* _Exercise brief_
Show only lines that include "every".

(Stored items from a collection)
╭──
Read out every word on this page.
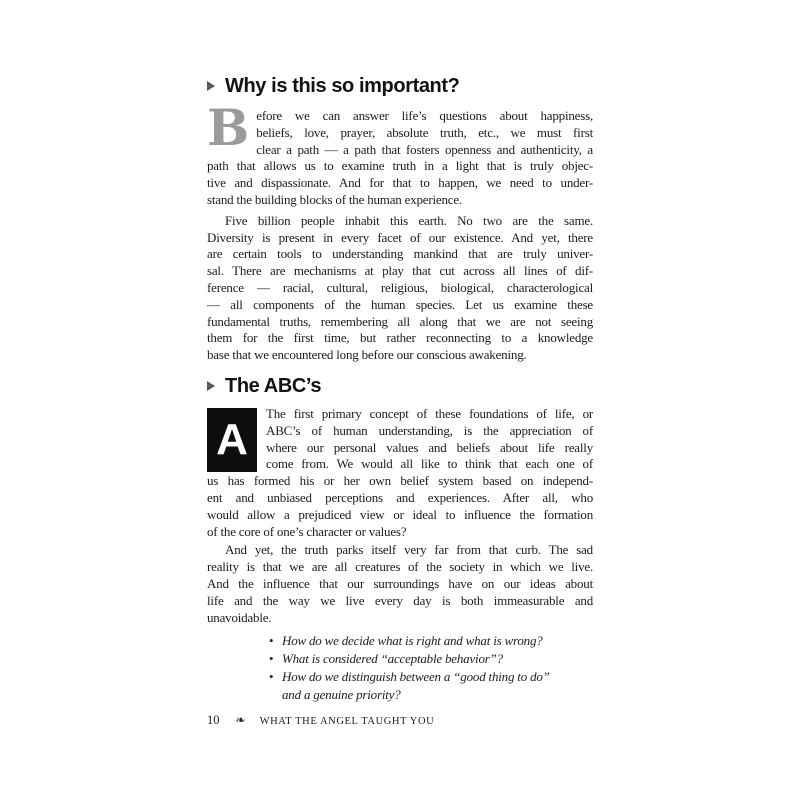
Why is this so important?
B efore we can answer life’s questions about happiness,
beliefs, love, prayer, absolute truth, etc., we must first
clear a path — a path that fosters openness and authenticity, a
path that allows us to examine truth in a light that is truly objec-
tive and dispassionate. And for that to happen, we need to under-
stand the building blocks of the human experience.
Five billion people inhabit this earth. No two are the same.
Diversity is present in every facet of our existence. And yet, there
are certain tools to understanding mankind that are truly univer-
sal. There are mechanisms at play that cut across all lines of dif-
ference — racial, cultural, religious, biological, characterological
— all components of the human species. Let us examine these
fundamental truths, remembering all along that we are not seeing
them for the first time, but rather reconnecting to a knowledge
base that we encountered long before our conscious awakening.
The ABC’s
A
The first primary concept of these foundations of life, or
ABC’s of human understanding, is the appreciation of
where our personal values and beliefs about life really
come from. We would all like to think that each one of
us has formed his or her own belief system based on independ-
ent and unbiased perceptions and experiences. After all, who
would allow a prejudiced view or ideal to influence the formation
of the core of one’s character or values?
And yet, the truth parks itself very far from that curb. The sad
reality is that we are all creatures of the society in which we live.
And the influence that our surroundings have on our ideas about
life and the way we live every day is both immeasurable and
unavoidable.
• How do we decide what is right and what is wrong?
• What is considered “acceptable behavior”?
• How do we distinguish between a “good thing to do” and a genuine priority?
10 ❧ WHAT THE ANGEL TAUGHT YOU
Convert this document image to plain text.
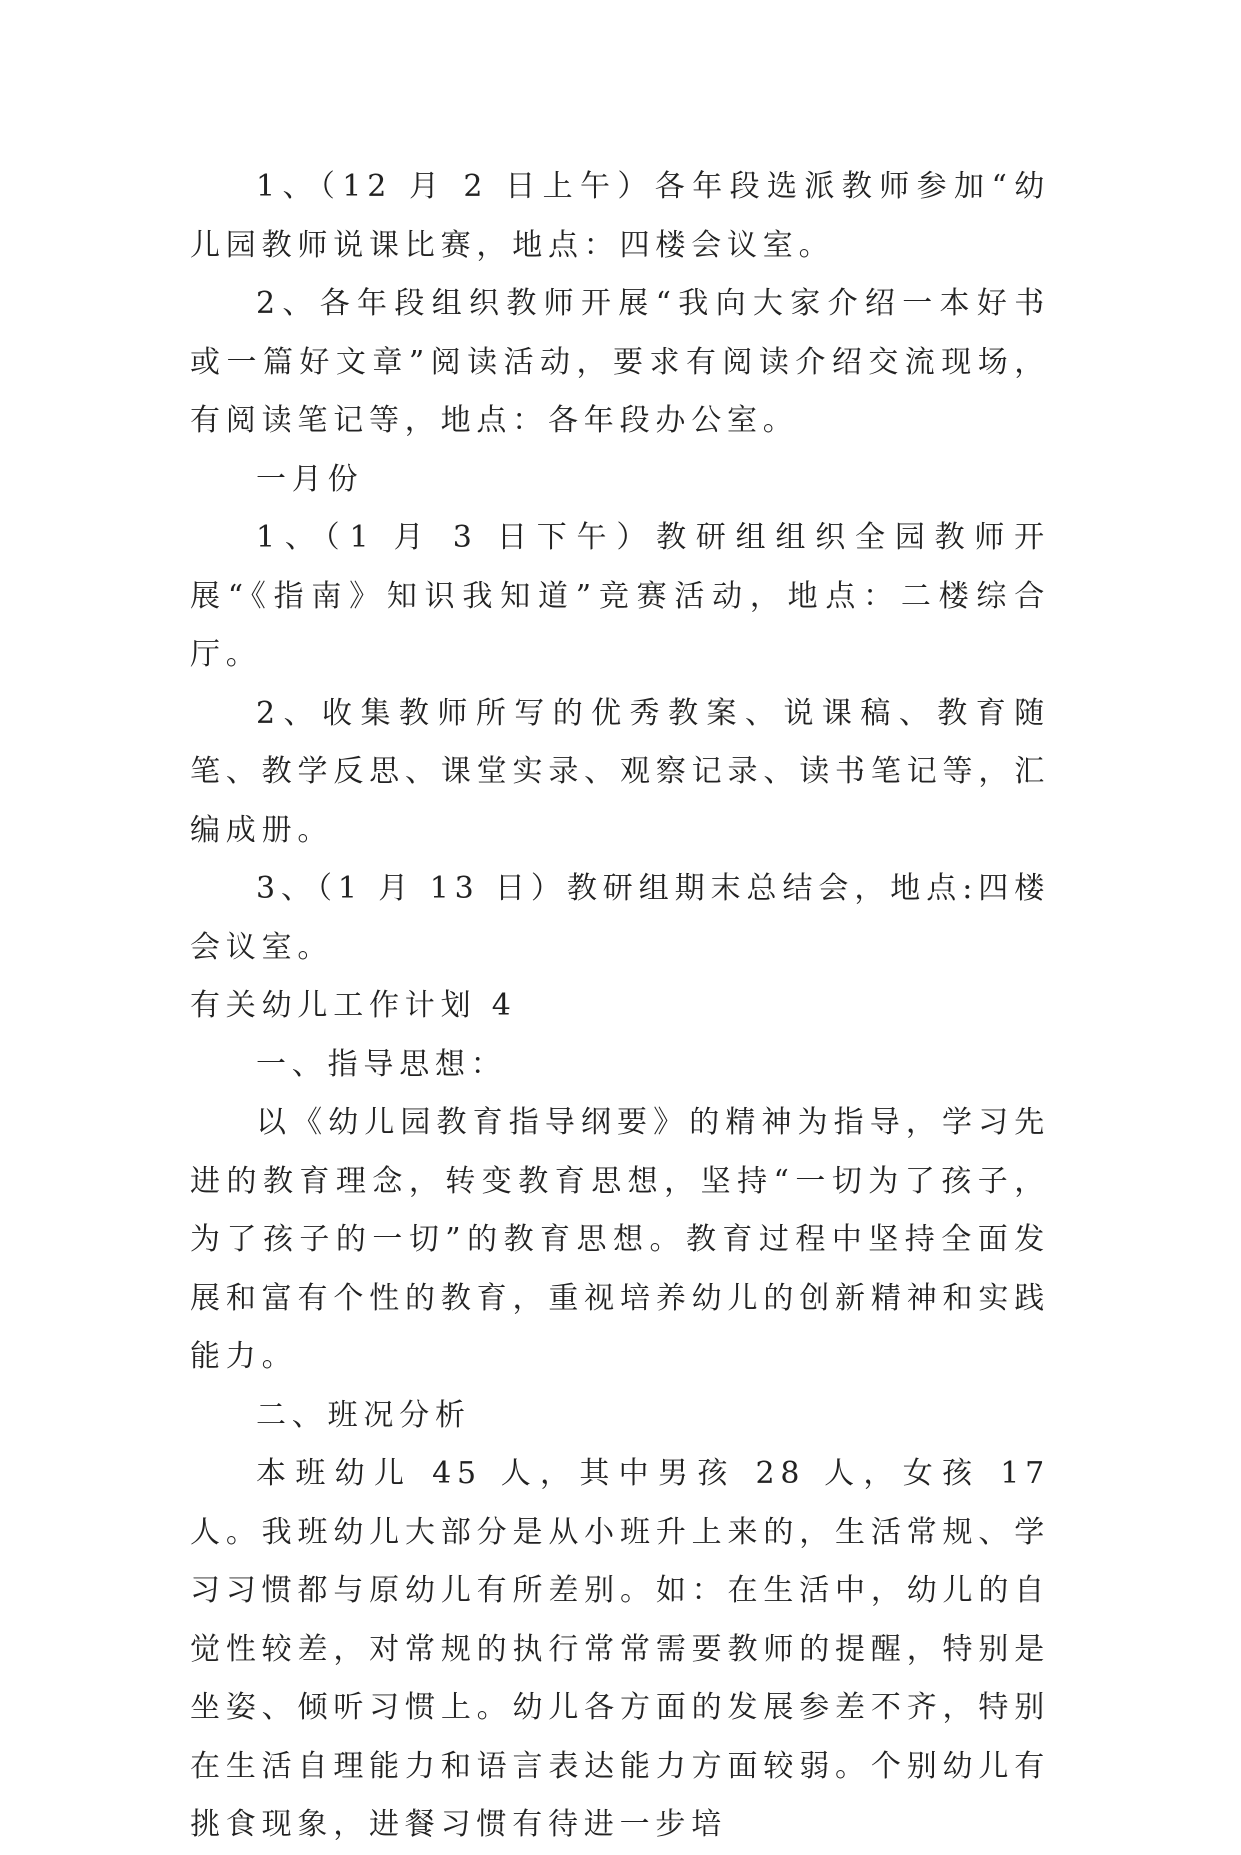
1、（12 月 2 日上午）各年段选派教师参加“幼儿园教师说课比赛，地点：四楼会议室。

2、各年段组织教师开展“我向大家介绍一本好书或一篇好文章”阅读活动，要求有阅读介绍交流现场，有阅读笔记等，地点：各年段办公室。

一月份

1、（1 月 3 日下午）教研组组织全园教师开展“《指南》知识我知道”竞赛活动，地点：二楼综合厅。

2、收集教师所写的优秀教案、说课稿、教育随笔、教学反思、课堂实录、观察记录、读书笔记等，汇编成册。

3、（1 月 13 日）教研组期末总结会，地点:四楼会议室。

有关幼儿工作计划 4

一、指导思想：

以《幼儿园教育指导纲要》的精神为指导，学习先进的教育理念，转变教育思想，坚持“一切为了孩子，为了孩子的一切”的教育思想。教育过程中坚持全面发展和富有个性的教育，重视培养幼儿的创新精神和实践能力。

二、班况分析

本班幼儿 45 人，其中男孩 28 人，女孩 17 人。我班幼儿大部分是从小班升上来的，生活常规、学习习惯都与原幼儿有所差别。如：在生活中，幼儿的自觉性较差，对常规的执行常常需要教师的提醒，特别是坐姿、倾听习惯上。幼儿各方面的发展参差不齐，特别在生活自理能力和语言表达能力方面较弱。个别幼儿有挑食现象，进餐习惯有待进一步培
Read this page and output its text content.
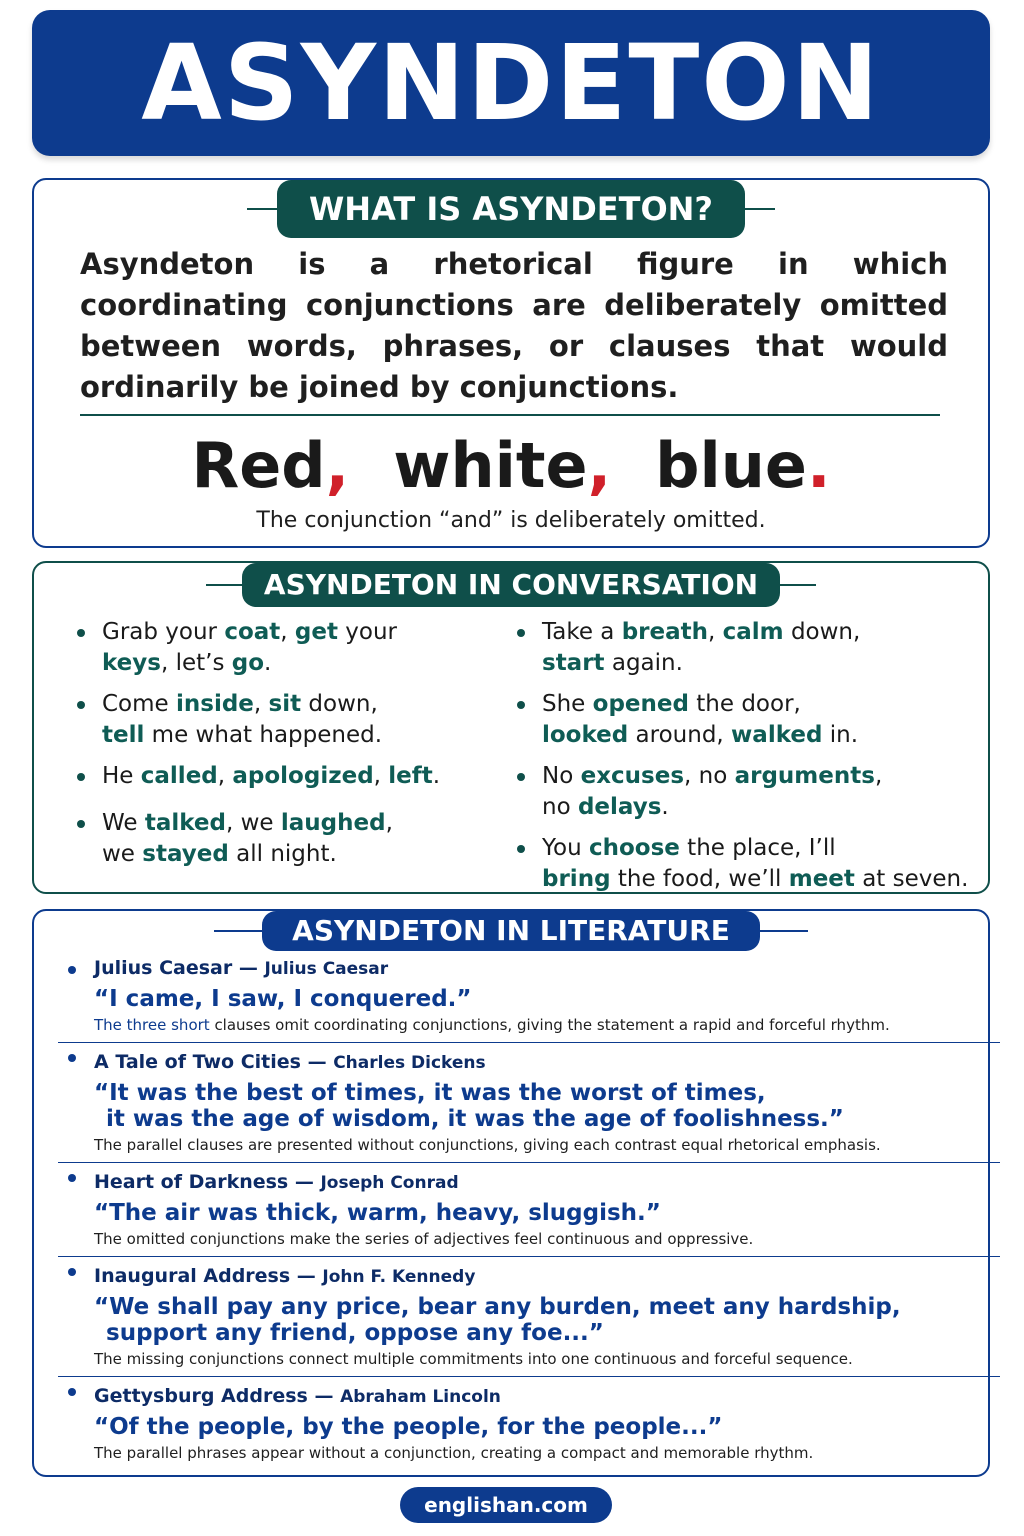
ASYNDETON
WHAT IS ASYNDETON?

Asyndeton is a rhetorical figure in which coordinating conjunctions are deliberately omitted between words, phrases, or clauses that would ordinarily be joined by conjunctions.

Red, white, blue.

The conjunction “and” is deliberately omitted.

ASYNDETON IN CONVERSATION
Grab your coat, get your
keys, let’s go.
Come inside, sit down,
tell me what happened.
He called, apologized, left.
We talked, we laughed,
we stayed all night.
Take a breath, calm down,
start again.
She opened the door,
looked around, walked in.
No excuses, no arguments,
no delays.
You choose the place, I’ll
bring the food, we’ll meet at seven.
ASYNDETON IN LITERATURE
Julius Caesar — Julius Caesar
“I came, I saw, I conquered.”
The three short clauses omit coordinating conjunctions, giving the statement a rapid and forceful rhythm.
A Tale of Two Cities — Charles Dickens
“It was the best of times, it was the worst of times,
it was the age of wisdom, it was the age of foolishness.”
The parallel clauses are presented without conjunctions, giving each contrast equal rhetorical emphasis.
Heart of Darkness — Joseph Conrad
“The air was thick, warm, heavy, sluggish.”
The omitted conjunctions make the series of adjectives feel continuous and oppressive.
Inaugural Address — John F. Kennedy
“We shall pay any price, bear any burden, meet any hardship,
support any friend, oppose any foe...”
The missing conjunctions connect multiple commitments into one continuous and forceful sequence.
Gettysburg Address — Abraham Lincoln
“Of the people, by the people, for the people...”
The parallel phrases appear without a conjunction, creating a compact and memorable rhythm.
englishan.com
╰──
* _Final answer_
Read out every word on this page.
Diversity is present in every facet of our existence. And yet, there
life and the way we live every day is both immeasurable and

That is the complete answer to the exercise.